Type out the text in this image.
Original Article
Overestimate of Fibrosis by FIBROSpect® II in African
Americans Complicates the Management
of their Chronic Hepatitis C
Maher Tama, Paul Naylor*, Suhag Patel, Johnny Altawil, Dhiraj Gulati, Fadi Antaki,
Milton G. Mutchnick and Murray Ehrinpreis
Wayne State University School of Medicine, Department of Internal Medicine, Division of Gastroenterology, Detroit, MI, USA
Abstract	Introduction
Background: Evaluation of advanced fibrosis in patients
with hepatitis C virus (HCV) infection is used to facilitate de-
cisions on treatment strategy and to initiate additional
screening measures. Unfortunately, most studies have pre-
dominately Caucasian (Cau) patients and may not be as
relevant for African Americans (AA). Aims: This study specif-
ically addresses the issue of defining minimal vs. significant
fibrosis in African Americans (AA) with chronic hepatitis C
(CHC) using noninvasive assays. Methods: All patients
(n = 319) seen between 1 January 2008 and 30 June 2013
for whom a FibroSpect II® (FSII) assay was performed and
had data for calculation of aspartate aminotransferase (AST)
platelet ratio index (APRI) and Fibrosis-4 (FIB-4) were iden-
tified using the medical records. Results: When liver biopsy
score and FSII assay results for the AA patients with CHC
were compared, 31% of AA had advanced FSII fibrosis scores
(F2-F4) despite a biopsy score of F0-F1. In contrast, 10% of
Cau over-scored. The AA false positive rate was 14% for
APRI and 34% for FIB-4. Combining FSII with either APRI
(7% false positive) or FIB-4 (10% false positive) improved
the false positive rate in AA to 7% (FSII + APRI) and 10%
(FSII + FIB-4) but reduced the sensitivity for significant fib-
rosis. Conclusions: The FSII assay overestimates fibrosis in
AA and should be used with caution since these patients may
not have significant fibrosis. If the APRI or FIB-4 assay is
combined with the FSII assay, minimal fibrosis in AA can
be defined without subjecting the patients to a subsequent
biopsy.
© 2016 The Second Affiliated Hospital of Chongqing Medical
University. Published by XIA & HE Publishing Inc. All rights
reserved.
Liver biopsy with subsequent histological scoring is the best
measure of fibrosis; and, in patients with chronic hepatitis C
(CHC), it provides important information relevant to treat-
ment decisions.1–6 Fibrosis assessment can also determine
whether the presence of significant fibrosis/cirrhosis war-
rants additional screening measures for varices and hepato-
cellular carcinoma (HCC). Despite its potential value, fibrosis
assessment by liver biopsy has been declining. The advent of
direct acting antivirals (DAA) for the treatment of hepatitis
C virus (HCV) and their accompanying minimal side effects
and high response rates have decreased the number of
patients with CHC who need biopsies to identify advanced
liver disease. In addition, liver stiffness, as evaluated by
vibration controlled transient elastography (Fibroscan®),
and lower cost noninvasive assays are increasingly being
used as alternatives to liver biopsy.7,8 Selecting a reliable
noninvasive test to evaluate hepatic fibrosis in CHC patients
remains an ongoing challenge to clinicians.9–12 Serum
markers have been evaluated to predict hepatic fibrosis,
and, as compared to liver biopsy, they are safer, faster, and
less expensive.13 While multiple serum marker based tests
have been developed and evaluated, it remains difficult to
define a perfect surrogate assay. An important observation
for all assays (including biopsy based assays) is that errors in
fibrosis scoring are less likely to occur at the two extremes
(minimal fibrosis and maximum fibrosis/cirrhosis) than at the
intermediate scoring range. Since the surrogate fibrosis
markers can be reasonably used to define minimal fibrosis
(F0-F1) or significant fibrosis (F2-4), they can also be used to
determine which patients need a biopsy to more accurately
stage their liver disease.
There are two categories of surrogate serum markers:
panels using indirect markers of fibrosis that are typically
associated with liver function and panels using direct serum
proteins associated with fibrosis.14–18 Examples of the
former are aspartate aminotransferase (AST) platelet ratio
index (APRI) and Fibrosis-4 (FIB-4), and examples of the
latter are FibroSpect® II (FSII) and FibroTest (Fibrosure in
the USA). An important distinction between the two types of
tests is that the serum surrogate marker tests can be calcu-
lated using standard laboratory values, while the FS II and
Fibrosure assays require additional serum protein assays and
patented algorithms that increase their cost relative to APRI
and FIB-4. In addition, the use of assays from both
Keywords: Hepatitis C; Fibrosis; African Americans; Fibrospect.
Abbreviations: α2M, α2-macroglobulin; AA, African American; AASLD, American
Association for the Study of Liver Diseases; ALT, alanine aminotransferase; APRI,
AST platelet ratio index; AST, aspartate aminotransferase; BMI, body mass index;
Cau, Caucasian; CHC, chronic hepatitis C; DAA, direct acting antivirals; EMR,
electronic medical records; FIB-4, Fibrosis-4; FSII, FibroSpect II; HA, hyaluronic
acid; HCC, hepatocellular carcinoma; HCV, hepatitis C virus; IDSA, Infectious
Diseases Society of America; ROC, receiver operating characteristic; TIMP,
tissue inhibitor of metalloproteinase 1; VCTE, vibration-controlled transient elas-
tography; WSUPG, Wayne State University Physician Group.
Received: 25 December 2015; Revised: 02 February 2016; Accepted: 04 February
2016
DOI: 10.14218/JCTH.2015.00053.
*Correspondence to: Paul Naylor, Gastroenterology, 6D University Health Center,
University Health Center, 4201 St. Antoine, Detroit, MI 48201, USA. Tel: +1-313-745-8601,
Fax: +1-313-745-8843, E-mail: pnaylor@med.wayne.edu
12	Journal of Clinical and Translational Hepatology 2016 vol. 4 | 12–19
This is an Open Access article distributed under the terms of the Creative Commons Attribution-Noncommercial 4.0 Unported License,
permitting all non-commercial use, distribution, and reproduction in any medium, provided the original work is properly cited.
※ ※ ※
Copy each line above holding "African".

Overestimate of Fibrosis by FIBROSpect® II in African
relevant for African Americans (AA). Aims: This study specif-
fibrosis in African Americans (AA) with chronic hepatitis C
Keywords: Hepatitis C; Fibrosis; African Americans; Fibrospect.
Abbreviations: α2M, α2-macroglobulin; AA, African American; AASLD, American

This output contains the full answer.